• [TASK GOAL]
All lines holding the string "moment" are to be shown.

• [AVAILABLE RECORDS]
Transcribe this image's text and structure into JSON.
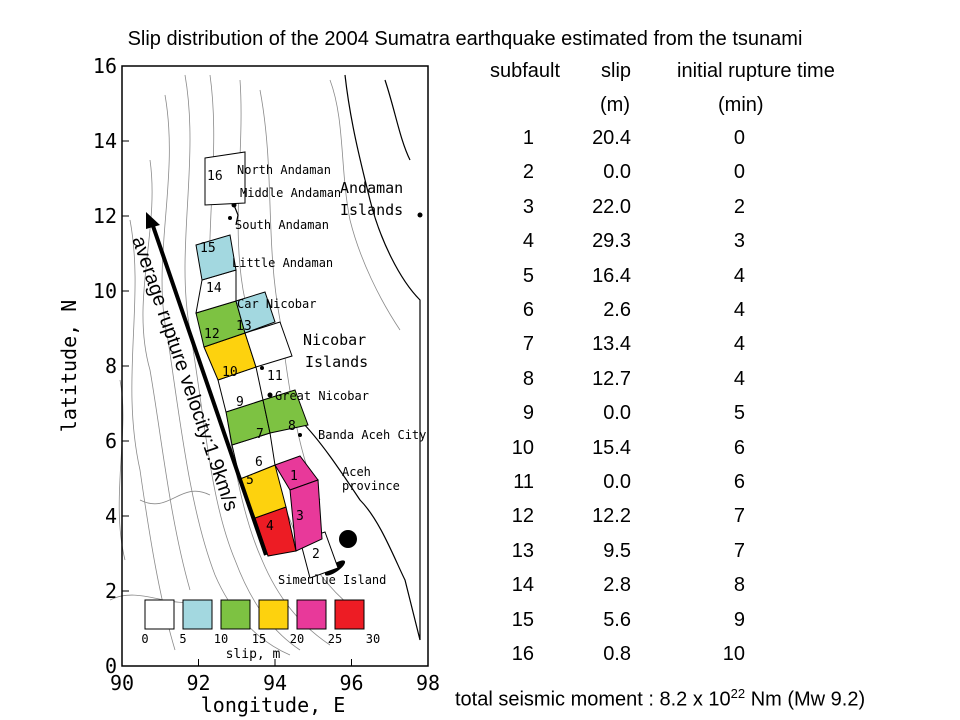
{
  "title": "Slip distribution of the 2004 Sumatra earthquake estimated from the tsunami",
  "map": {
    "x_axis_label": "longitude, E",
    "y_axis_label": "latitude, N",
    "x_ticks": [
      "90",
      "92",
      "94",
      "96",
      "98"
    ],
    "y_ticks": [
      "0",
      "2",
      "4",
      "6",
      "8",
      "10",
      "12",
      "14",
      "16"
    ],
    "place_labels": {
      "north_andaman": "North Andaman",
      "middle_andaman": "Middle Andaman",
      "south_andaman": "South Andaman",
      "andaman_islands_1": "Andaman",
      "andaman_islands_2": "Islands",
      "little_andaman": "Little Andaman",
      "car_nicobar": "Car Nicobar",
      "nicobar_islands_1": "Nicobar",
      "nicobar_islands_2": "Islands",
      "great_nicobar": "Great Nicobar",
      "banda_aceh": "Banda Aceh City",
      "aceh_1": "Aceh",
      "aceh_2": "province",
      "simeulue": "Simeulue Island"
    },
    "arrow_label": "average rupture velocity:1.9km/s",
    "slip_legend": {
      "title": "slip, m",
      "ticks": [
        "0",
        "5",
        "10",
        "15",
        "20",
        "25",
        "30"
      ],
      "colors": [
        "#ffffff",
        "#a3d8e0",
        "#7dc242",
        "#fdd20e",
        "#e8399a",
        "#ed1c24"
      ]
    }
  },
  "table": {
    "headers": {
      "subfault": "subfault",
      "slip": "slip",
      "time": "initial rupture time"
    },
    "units": {
      "slip": "(m)",
      "time": "(min)"
    },
    "rows": [
      {
        "subfault": "1",
        "slip": "20.4",
        "time": "0"
      },
      {
        "subfault": "2",
        "slip": "0.0",
        "time": "0"
      },
      {
        "subfault": "3",
        "slip": "22.0",
        "time": "2"
      },
      {
        "subfault": "4",
        "slip": "29.3",
        "time": "3"
      },
      {
        "subfault": "5",
        "slip": "16.4",
        "time": "4"
      },
      {
        "subfault": "6",
        "slip": "2.6",
        "time": "4"
      },
      {
        "subfault": "7",
        "slip": "13.4",
        "time": "4"
      },
      {
        "subfault": "8",
        "slip": "12.7",
        "time": "4"
      },
      {
        "subfault": "9",
        "slip": "0.0",
        "time": "5"
      },
      {
        "subfault": "10",
        "slip": "15.4",
        "time": "6"
      },
      {
        "subfault": "11",
        "slip": "0.0",
        "time": "6"
      },
      {
        "subfault": "12",
        "slip": "12.2",
        "time": "7"
      },
      {
        "subfault": "13",
        "slip": "9.5",
        "time": "7"
      },
      {
        "subfault": "14",
        "slip": "2.8",
        "time": "8"
      },
      {
        "subfault": "15",
        "slip": "5.6",
        "time": "9"
      },
      {
        "subfault": "16",
        "slip": "0.8",
        "time": "10"
      }
    ]
  },
  "moment": {
    "prefix": "total seismic moment : 8.2 x 10",
    "exponent": "22",
    "suffix": " Nm (Mw 9.2)"
  }
}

• [FULL OUTPUT]
  "moment": {
    "prefix": "total seismic moment : 8.2 x 10",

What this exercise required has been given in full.